INFORMATION SHOWN
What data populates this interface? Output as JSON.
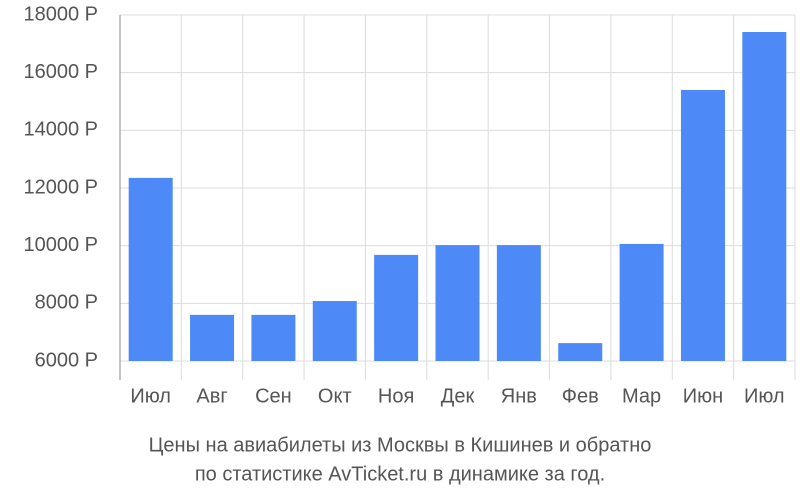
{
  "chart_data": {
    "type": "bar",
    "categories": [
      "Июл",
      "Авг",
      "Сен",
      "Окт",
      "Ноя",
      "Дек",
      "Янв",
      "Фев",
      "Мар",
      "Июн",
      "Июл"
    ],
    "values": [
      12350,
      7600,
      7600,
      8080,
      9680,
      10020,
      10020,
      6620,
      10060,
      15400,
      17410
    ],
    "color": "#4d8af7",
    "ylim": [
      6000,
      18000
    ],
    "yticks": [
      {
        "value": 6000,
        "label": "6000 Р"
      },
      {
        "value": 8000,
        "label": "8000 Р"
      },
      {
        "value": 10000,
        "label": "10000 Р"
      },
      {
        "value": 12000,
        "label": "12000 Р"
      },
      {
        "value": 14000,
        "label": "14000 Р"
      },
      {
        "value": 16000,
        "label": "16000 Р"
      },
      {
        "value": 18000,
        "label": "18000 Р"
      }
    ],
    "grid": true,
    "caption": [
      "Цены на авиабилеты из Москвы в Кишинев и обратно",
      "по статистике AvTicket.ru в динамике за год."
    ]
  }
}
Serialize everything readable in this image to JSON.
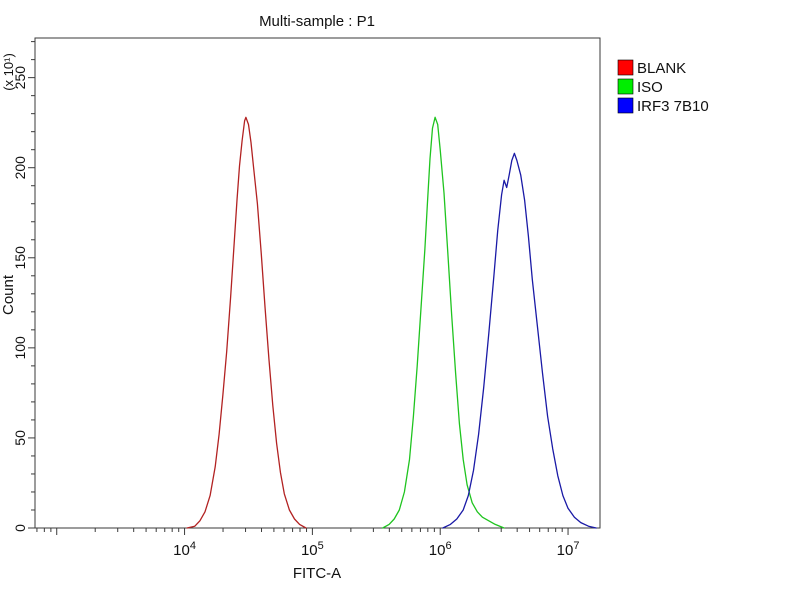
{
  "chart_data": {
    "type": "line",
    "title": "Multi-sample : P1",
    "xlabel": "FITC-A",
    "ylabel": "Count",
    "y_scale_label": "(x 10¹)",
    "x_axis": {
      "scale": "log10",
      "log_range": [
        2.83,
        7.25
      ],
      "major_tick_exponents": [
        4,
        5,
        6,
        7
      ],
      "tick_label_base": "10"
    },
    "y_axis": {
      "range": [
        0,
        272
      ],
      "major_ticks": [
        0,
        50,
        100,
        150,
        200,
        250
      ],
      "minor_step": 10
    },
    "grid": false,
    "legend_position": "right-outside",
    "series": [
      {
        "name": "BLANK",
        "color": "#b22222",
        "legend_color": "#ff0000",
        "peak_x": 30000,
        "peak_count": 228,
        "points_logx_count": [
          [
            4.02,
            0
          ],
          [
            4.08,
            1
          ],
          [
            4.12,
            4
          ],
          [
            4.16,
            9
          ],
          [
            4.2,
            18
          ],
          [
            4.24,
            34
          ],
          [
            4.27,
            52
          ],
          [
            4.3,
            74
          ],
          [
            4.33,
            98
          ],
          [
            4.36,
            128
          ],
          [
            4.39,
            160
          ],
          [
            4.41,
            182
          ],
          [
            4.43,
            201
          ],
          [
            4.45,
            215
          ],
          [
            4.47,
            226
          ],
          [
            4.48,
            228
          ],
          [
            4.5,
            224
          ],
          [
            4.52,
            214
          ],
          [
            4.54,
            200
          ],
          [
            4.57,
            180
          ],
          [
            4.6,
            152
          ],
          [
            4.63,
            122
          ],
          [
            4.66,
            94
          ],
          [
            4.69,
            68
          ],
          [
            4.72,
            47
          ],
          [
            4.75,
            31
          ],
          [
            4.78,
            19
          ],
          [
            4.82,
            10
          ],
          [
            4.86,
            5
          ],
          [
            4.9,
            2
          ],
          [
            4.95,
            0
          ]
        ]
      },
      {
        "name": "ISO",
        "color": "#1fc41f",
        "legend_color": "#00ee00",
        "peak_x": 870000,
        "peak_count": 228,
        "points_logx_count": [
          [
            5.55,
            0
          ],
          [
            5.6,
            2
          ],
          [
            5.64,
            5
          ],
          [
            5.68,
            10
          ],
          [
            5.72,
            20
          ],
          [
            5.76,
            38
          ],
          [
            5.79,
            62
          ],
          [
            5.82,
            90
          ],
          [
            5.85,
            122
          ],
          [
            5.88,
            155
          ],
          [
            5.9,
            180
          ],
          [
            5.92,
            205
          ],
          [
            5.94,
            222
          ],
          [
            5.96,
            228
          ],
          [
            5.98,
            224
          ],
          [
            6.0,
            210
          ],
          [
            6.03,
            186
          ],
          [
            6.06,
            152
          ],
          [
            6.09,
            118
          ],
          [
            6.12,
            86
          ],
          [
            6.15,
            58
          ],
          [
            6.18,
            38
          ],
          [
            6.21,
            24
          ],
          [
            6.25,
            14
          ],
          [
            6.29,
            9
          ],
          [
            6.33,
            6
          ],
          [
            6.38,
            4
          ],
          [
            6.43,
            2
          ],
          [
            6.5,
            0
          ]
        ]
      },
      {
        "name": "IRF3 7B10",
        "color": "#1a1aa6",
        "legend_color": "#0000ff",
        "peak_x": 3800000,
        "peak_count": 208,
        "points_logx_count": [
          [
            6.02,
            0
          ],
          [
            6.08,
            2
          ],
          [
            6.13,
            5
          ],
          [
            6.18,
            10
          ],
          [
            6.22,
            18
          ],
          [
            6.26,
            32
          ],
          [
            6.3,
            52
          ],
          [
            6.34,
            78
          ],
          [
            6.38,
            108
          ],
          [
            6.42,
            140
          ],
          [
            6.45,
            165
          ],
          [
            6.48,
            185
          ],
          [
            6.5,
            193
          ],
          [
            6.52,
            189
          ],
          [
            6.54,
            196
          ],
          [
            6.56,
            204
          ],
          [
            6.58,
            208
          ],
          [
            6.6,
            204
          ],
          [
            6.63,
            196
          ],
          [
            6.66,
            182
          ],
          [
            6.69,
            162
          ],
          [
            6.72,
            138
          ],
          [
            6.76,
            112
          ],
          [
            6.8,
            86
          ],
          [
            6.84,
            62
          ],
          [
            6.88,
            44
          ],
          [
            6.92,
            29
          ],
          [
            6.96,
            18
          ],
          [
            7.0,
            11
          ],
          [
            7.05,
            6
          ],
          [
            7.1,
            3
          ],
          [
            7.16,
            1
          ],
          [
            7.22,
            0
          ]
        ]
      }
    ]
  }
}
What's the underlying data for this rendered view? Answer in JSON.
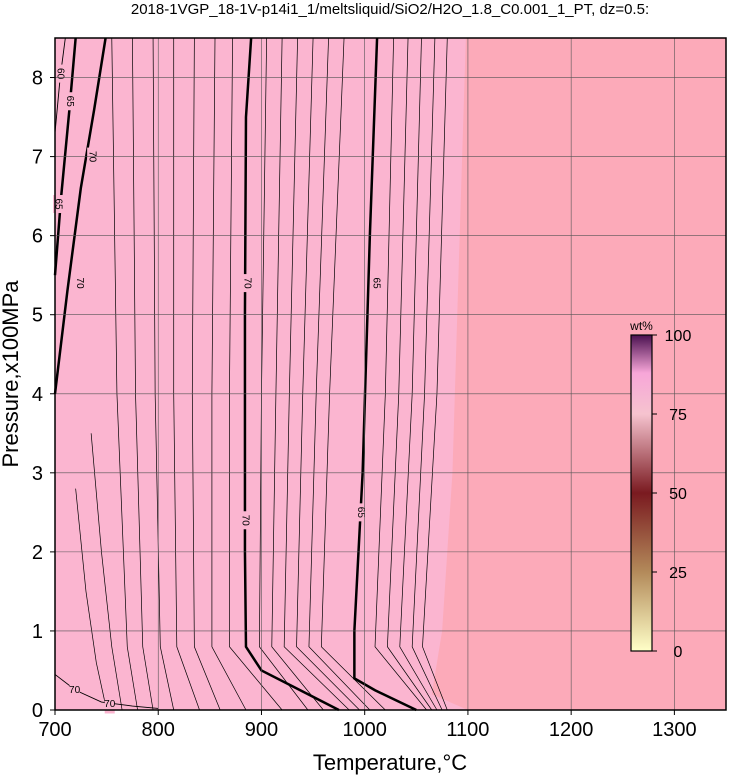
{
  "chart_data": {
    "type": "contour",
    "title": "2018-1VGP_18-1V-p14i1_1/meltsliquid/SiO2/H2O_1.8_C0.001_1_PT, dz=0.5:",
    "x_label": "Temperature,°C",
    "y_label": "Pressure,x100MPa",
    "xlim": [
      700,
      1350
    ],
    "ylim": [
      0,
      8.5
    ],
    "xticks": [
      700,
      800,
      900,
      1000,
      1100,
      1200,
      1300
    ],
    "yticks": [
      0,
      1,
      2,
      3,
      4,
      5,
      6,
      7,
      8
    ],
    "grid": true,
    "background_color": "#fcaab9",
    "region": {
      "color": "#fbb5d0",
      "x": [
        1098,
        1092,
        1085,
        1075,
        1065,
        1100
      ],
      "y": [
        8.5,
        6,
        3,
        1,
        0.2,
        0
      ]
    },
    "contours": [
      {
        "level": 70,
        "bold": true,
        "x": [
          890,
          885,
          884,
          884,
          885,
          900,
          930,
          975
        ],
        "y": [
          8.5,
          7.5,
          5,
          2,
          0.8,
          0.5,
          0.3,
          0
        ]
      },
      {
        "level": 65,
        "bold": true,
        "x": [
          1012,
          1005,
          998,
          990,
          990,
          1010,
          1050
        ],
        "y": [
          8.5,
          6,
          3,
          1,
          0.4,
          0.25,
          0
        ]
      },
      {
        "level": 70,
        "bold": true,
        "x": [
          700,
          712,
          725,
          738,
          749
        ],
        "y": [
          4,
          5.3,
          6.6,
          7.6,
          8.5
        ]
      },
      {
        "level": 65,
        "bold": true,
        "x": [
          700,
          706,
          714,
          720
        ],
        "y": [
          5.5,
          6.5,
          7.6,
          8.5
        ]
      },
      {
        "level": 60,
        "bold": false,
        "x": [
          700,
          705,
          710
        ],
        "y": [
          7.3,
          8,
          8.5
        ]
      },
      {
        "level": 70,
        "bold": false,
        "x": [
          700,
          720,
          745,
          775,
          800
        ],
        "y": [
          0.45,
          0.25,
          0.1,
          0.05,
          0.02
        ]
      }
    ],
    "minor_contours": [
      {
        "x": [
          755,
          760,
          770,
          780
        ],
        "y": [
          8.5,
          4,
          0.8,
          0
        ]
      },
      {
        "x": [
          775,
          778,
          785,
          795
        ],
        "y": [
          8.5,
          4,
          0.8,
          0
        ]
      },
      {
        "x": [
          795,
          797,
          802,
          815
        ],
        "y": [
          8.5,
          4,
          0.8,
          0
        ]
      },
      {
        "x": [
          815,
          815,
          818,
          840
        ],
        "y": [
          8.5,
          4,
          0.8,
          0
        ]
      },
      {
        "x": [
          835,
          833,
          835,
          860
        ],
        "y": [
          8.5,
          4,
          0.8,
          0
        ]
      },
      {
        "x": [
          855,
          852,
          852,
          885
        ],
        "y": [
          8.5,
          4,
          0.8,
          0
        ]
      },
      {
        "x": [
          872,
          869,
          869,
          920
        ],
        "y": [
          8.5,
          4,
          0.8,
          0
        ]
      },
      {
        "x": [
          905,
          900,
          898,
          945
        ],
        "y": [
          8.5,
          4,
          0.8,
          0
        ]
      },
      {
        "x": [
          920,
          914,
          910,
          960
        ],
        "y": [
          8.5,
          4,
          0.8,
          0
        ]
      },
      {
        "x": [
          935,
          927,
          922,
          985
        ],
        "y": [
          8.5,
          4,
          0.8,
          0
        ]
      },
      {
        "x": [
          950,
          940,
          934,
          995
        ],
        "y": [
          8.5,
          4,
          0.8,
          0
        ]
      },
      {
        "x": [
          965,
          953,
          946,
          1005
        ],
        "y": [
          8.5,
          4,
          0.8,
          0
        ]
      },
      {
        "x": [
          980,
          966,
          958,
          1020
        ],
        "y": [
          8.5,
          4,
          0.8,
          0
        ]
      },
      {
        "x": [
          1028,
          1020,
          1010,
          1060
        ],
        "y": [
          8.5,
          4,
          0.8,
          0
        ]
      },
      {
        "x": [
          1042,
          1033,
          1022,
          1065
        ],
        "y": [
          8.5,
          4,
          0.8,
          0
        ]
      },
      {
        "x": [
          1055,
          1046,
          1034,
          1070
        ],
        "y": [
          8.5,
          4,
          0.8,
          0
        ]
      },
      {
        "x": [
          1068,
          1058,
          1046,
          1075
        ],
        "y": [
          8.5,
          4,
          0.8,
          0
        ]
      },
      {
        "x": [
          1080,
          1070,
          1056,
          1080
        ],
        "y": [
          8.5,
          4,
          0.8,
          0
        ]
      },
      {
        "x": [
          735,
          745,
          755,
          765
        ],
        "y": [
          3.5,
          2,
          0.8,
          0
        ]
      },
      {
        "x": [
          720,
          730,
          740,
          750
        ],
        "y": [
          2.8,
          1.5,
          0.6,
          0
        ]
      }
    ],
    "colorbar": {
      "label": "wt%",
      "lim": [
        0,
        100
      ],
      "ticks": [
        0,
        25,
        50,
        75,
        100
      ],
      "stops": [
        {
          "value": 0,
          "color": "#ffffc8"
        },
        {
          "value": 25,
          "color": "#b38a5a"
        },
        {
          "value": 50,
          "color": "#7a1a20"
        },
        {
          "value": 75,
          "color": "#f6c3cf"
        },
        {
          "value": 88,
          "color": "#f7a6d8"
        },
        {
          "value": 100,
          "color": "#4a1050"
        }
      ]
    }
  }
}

SET PROBLEM
Tally the lines of the listing above that include the word "this". Answer with the number alone.

ANSWER
3